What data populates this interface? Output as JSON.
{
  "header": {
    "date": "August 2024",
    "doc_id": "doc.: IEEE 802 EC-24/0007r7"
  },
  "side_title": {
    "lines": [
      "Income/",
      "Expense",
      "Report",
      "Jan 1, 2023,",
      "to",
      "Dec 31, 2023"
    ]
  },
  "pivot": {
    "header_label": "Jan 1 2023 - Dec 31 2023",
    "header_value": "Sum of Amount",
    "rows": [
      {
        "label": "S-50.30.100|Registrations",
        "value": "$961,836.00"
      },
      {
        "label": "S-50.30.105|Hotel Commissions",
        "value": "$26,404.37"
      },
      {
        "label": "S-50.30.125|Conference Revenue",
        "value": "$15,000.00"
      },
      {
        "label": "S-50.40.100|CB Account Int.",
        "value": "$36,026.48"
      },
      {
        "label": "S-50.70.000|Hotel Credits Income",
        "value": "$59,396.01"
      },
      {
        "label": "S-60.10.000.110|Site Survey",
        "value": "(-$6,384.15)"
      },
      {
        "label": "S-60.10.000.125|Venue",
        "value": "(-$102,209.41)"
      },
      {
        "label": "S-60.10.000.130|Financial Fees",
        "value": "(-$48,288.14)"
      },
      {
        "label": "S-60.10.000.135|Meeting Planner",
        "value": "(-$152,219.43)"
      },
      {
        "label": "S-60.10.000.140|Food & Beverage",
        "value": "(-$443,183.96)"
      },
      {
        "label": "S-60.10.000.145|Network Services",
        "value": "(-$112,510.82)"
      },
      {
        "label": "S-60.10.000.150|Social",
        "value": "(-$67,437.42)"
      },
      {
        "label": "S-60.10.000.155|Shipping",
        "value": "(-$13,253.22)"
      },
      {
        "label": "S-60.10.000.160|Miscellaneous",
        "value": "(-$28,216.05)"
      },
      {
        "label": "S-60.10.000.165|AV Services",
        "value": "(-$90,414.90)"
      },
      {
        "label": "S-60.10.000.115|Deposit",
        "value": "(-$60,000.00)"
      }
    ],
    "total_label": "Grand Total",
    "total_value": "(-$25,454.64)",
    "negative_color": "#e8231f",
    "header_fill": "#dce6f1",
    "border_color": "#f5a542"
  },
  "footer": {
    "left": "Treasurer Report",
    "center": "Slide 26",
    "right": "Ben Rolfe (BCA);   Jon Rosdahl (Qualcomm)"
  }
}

» **WHAT THE EXERCISE ASKS**
Copy each line that contains the word "Income".

» **OUTPUT**
      "Income/",
        "label": "S-50.70.000|Hotel Credits Income",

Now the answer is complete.